## Start Available records

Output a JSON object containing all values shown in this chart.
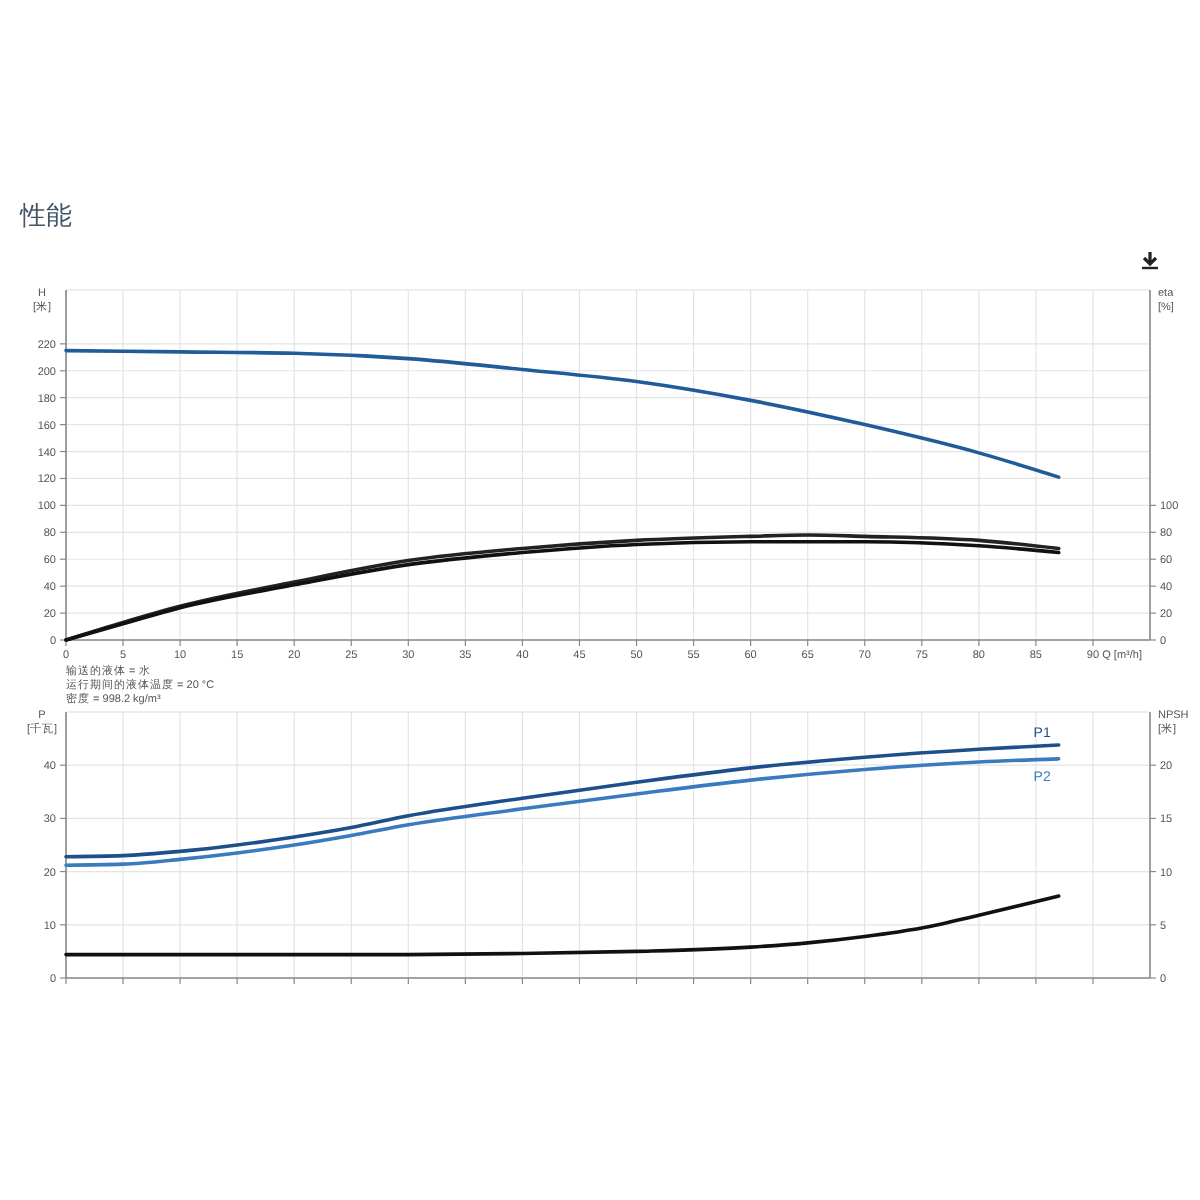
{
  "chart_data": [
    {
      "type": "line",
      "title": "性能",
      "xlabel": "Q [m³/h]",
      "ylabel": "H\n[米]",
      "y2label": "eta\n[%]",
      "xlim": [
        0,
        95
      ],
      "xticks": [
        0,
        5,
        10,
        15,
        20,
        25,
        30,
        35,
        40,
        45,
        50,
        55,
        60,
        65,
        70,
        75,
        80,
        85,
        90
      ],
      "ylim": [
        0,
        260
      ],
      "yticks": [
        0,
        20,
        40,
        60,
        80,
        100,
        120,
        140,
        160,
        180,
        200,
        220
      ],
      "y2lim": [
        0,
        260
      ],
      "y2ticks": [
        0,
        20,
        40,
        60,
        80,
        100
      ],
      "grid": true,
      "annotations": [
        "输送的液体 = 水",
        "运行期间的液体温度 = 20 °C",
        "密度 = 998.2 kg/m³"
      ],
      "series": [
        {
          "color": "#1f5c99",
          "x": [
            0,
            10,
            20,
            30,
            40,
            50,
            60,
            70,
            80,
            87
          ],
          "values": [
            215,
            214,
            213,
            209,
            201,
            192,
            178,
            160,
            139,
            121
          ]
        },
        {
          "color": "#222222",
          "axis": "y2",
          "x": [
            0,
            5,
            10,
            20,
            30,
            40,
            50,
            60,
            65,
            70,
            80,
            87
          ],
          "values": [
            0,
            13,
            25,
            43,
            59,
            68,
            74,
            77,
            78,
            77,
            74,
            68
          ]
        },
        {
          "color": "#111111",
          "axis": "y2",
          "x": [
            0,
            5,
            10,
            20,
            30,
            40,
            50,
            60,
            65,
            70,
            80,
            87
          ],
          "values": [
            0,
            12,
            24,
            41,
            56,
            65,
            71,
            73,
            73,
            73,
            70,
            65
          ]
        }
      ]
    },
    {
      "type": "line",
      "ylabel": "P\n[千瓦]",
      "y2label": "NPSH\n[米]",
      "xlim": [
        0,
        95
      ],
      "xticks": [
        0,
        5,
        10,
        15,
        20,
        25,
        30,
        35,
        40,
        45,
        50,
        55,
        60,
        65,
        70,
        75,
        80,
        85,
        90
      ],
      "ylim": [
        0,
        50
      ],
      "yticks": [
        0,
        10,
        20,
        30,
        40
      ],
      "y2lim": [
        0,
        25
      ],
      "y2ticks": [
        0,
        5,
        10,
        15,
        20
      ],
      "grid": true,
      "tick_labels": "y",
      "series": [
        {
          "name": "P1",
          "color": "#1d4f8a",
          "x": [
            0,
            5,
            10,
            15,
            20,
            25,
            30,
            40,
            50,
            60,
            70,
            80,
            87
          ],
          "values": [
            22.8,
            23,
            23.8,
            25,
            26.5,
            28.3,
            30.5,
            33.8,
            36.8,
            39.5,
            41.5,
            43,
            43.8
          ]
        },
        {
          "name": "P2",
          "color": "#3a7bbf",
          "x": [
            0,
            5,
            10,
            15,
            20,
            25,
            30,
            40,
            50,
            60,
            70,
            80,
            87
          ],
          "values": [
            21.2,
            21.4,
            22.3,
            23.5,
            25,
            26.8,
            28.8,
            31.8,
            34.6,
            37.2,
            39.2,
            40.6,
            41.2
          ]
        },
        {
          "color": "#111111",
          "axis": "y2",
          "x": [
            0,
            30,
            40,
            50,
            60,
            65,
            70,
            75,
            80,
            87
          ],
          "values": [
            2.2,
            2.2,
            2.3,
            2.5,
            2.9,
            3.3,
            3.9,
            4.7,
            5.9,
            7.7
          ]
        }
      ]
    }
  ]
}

## End Available records

Exercise prompt - Omit the pictures and restate the rest of the records verbatim.

Reply to the exercise -
Output a JSON object containing all values shown in this chart.
{
  "chart_data": [
    {
      "type": "line",
      "title": "性能",
      "xlabel": "Q [m³/h]",
      "ylabel": "H\n[米]",
      "y2label": "eta\n[%]",
      "xlim": [
        0,
        95
      ],
      "xticks": [
        0,
        5,
        10,
        15,
        20,
        25,
        30,
        35,
        40,
        45,
        50,
        55,
        60,
        65,
        70,
        75,
        80,
        85,
        90
      ],
      "ylim": [
        0,
        260
      ],
      "yticks": [
        0,
        20,
        40,
        60,
        80,
        100,
        120,
        140,
        160,
        180,
        200,
        220
      ],
      "y2lim": [
        0,
        260
      ],
      "y2ticks": [
        0,
        20,
        40,
        60,
        80,
        100
      ],
      "grid": true,
      "annotations": [
        "输送的液体 = 水",
        "运行期间的液体温度 = 20 °C",
        "密度 = 998.2 kg/m³"
      ],
      "series": [
        {
          "color": "#1f5c99",
          "x": [
            0,
            10,
            20,
            30,
            40,
            50,
            60,
            70,
            80,
            87
          ],
          "values": [
            215,
            214,
            213,
            209,
            201,
            192,
            178,
            160,
            139,
            121
          ]
        },
        {
          "color": "#222222",
          "axis": "y2",
          "x": [
            0,
            5,
            10,
            20,
            30,
            40,
            50,
            60,
            65,
            70,
            80,
            87
          ],
          "values": [
            0,
            13,
            25,
            43,
            59,
            68,
            74,
            77,
            78,
            77,
            74,
            68
          ]
        },
        {
          "color": "#111111",
          "axis": "y2",
          "x": [
            0,
            5,
            10,
            20,
            30,
            40,
            50,
            60,
            65,
            70,
            80,
            87
          ],
          "values": [
            0,
            12,
            24,
            41,
            56,
            65,
            71,
            73,
            73,
            73,
            70,
            65
          ]
        }
      ]
    },
    {
      "type": "line",
      "ylabel": "P\n[千瓦]",
      "y2label": "NPSH\n[米]",
      "xlim": [
        0,
        95
      ],
      "xticks": [
        0,
        5,
        10,
        15,
        20,
        25,
        30,
        35,
        40,
        45,
        50,
        55,
        60,
        65,
        70,
        75,
        80,
        85,
        90
      ],
      "ylim": [
        0,
        50
      ],
      "yticks": [
        0,
        10,
        20,
        30,
        40
      ],
      "y2lim": [
        0,
        25
      ],
      "y2ticks": [
        0,
        5,
        10,
        15,
        20
      ],
      "grid": true,
      "tick_labels": "y",
      "series": [
        {
          "name": "P1",
          "color": "#1d4f8a",
          "x": [
            0,
            5,
            10,
            15,
            20,
            25,
            30,
            40,
            50,
            60,
            70,
            80,
            87
          ],
          "values": [
            22.8,
            23,
            23.8,
            25,
            26.5,
            28.3,
            30.5,
            33.8,
            36.8,
            39.5,
            41.5,
            43,
            43.8
          ]
        },
        {
          "name": "P2",
          "color": "#3a7bbf",
          "x": [
            0,
            5,
            10,
            15,
            20,
            25,
            30,
            40,
            50,
            60,
            70,
            80,
            87
          ],
          "values": [
            21.2,
            21.4,
            22.3,
            23.5,
            25,
            26.8,
            28.8,
            31.8,
            34.6,
            37.2,
            39.2,
            40.6,
            41.2
          ]
        },
        {
          "color": "#111111",
          "axis": "y2",
          "x": [
            0,
            30,
            40,
            50,
            60,
            65,
            70,
            75,
            80,
            87
          ],
          "values": [
            2.2,
            2.2,
            2.3,
            2.5,
            2.9,
            3.3,
            3.9,
            4.7,
            5.9,
            7.7
          ]
        }
      ]
    }
  ]
}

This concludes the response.